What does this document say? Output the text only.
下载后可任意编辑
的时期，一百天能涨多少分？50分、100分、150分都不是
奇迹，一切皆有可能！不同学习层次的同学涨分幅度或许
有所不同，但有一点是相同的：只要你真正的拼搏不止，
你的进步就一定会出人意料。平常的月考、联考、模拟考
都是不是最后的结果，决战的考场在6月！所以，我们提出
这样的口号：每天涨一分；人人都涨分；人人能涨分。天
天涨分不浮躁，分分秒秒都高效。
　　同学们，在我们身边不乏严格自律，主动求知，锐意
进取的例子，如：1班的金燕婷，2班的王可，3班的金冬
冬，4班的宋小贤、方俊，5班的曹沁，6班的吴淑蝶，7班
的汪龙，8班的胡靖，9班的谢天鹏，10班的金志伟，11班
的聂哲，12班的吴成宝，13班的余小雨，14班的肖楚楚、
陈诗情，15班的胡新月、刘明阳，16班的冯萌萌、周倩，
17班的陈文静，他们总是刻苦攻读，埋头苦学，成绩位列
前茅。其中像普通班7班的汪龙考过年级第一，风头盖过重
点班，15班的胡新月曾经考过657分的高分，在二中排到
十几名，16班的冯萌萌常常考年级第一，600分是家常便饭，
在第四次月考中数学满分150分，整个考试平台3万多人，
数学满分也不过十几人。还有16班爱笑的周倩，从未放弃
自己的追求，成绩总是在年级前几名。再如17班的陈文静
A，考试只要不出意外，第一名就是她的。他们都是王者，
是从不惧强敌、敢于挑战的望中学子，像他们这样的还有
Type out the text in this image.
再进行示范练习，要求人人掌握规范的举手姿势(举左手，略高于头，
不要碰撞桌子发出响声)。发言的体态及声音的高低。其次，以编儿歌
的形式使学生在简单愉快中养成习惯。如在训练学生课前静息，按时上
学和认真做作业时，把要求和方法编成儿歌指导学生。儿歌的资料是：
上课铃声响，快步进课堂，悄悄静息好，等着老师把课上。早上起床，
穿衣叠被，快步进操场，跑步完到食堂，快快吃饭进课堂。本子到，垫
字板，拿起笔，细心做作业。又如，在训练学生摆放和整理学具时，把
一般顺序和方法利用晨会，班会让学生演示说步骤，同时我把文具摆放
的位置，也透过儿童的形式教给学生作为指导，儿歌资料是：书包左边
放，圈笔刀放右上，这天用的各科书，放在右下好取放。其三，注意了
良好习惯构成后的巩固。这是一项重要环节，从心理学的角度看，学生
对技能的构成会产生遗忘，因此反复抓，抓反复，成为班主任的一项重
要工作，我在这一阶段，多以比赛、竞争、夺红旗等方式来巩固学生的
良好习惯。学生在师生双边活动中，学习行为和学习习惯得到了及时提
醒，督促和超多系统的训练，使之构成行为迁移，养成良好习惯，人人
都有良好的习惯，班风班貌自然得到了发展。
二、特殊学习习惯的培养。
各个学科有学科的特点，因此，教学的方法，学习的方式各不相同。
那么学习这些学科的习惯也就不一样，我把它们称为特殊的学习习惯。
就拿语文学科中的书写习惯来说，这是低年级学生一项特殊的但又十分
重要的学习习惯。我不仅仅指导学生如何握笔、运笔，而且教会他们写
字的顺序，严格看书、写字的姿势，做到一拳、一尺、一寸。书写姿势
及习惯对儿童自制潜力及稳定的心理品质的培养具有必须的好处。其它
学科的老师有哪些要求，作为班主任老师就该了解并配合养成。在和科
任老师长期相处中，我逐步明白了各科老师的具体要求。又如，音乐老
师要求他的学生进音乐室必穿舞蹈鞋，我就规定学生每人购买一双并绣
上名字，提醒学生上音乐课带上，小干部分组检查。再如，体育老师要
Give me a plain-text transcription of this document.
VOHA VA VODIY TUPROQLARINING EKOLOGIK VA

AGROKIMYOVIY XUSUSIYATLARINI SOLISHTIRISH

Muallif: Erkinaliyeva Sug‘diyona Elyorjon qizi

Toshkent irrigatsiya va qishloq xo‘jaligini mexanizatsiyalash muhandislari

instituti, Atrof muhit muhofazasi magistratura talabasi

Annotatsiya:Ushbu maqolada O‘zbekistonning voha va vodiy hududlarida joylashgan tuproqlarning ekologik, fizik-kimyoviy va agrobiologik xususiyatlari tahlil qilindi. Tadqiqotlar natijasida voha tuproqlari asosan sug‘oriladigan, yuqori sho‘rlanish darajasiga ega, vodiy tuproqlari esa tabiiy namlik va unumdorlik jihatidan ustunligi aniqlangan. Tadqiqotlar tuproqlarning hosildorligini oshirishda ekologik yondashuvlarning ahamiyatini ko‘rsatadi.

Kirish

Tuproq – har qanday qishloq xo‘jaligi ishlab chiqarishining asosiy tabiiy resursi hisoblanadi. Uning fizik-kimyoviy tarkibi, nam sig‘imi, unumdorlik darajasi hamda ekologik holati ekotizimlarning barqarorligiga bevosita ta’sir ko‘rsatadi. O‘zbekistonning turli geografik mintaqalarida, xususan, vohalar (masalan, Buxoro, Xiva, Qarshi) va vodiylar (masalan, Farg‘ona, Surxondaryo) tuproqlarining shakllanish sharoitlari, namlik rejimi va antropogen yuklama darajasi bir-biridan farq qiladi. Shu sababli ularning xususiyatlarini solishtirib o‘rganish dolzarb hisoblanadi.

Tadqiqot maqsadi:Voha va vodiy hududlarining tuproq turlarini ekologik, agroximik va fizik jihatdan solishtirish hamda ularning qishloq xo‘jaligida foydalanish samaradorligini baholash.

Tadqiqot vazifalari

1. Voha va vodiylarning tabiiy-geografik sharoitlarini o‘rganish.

——

> **EXERCISE**
From the listing above, copy out each line where the word "fizik" appears.

> **RESULT BELOW**
Annotatsiya:Ushbu maqolada O‘zbekistonning voha va vodiy hududlarida joylashgan tuproqlarning ekologik, fizik-kimyoviy va agrobiologik xususiyatlari tahlil qilindi. Tadqiqotlar natijasida voha tuproqlari asosan sug‘oriladigan, yuqori sho‘rlanish darajasiga ega, vodiy tuproqlari esa tabiiy namlik va unumdorlik jihatidan ustunligi aniqlangan. Tadqiqotlar tuproqlarning hosildorligini oshirishda ekologik yondashuvlarning ahamiyatini ko‘rsatadi.
Tuproq – har qanday qishloq xo‘jaligi ishlab chiqarishining asosiy tabiiy resursi hisoblanadi. Uning fizik-kimyoviy tarkibi, nam sig‘imi, unumdorlik darajasi hamda ekologik holati ekotizimlarning barqarorligiga bevosita ta’sir ko‘rsatadi. O‘zbekistonning turli geografik mintaqalarida, xususan, vohalar (masalan, Buxoro, Xiva, Qarshi) va vodiylar (masalan, Farg‘ona, Surxondaryo) tuproqlarining shakllanish sharoitlari, namlik rejimi va antropogen yuklama darajasi bir-biridan farq qiladi. Shu sababli ularning xususiyatlarini solishtirib o‘rganish dolzarb hisoblanadi.
Tadqiqot maqsadi:Voha va vodiy hududlarining tuproq turlarini ekologik, agroximik va fizik jihatdan solishtirish hamda ularning qishloq xo‘jaligida foydalanish samaradorligini baholash.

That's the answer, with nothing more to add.